STATED PROBLEM: Give the listing below again in full, exactly as written.

[Data entries]

#####

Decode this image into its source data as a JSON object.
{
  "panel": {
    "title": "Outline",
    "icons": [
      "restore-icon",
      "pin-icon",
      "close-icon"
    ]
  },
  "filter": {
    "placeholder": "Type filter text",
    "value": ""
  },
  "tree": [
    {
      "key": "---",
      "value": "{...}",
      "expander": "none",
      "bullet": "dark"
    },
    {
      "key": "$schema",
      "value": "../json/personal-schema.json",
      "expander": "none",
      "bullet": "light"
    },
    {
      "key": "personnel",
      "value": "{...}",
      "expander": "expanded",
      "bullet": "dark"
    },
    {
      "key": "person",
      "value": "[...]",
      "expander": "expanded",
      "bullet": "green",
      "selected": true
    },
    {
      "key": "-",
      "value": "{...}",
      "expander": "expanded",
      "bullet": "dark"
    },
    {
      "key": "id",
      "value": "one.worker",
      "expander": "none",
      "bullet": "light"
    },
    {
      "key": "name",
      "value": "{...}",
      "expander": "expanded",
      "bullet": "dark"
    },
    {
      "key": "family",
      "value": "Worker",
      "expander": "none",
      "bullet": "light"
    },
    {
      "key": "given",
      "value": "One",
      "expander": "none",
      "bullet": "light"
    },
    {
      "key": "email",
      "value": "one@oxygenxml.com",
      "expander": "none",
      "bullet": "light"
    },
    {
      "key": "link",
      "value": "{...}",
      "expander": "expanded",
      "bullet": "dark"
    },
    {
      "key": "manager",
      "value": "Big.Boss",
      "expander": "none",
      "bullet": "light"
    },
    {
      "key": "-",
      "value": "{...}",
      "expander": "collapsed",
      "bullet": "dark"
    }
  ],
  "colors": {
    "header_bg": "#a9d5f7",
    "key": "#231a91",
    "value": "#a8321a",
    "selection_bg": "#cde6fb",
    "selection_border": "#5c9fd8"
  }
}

#####

RESPONSE TO THE TASK:
Decode this image into its source data as a JSON object.
{
  "panel": {
    "title": "Outline",
    "icons": [
      "restore-icon",
      "pin-icon",
      "close-icon"
    ]
  },
  "filter": {
    "placeholder": "Type filter text",
    "value": ""
  },
  "tree": [
    {
      "key": "---",
      "value": "{...}",
      "expander": "none",
      "bullet": "dark"
    },
    {
      "key": "$schema",
      "value": "../json/personal-schema.json",
      "expander": "none",
      "bullet": "light"
    },
    {
      "key": "personnel",
      "value": "{...}",
      "expander": "expanded",
      "bullet": "dark"
    },
    {
      "key": "person",
      "value": "[...]",
      "expander": "expanded",
      "bullet": "green",
      "selected": true
    },
    {
      "key": "-",
      "value": "{...}",
      "expander": "expanded",
      "bullet": "dark"
    },
    {
      "key": "id",
      "value": "one.worker",
      "expander": "none",
      "bullet": "light"
    },
    {
      "key": "name",
      "value": "{...}",
      "expander": "expanded",
      "bullet": "dark"
    },
    {
      "key": "family",
      "value": "Worker",
      "expander": "none",
      "bullet": "light"
    },
    {
      "key": "given",
      "value": "One",
      "expander": "none",
      "bullet": "light"
    },
    {
      "key": "email",
      "value": "one@oxygenxml.com",
      "expander": "none",
      "bullet": "light"
    },
    {
      "key": "link",
      "value": "{...}",
      "expander": "expanded",
      "bullet": "dark"
    },
    {
      "key": "manager",
      "value": "Big.Boss",
      "expander": "none",
      "bullet": "light"
    },
    {
      "key": "-",
      "value": "{...}",
      "expander": "collapsed",
      "bullet": "dark"
    }
  ],
  "colors": {
    "header_bg": "#a9d5f7",
    "key": "#231a91",
    "value": "#a8321a",
    "selection_bg": "#cde6fb",
    "selection_border": "#5c9fd8"
  }
}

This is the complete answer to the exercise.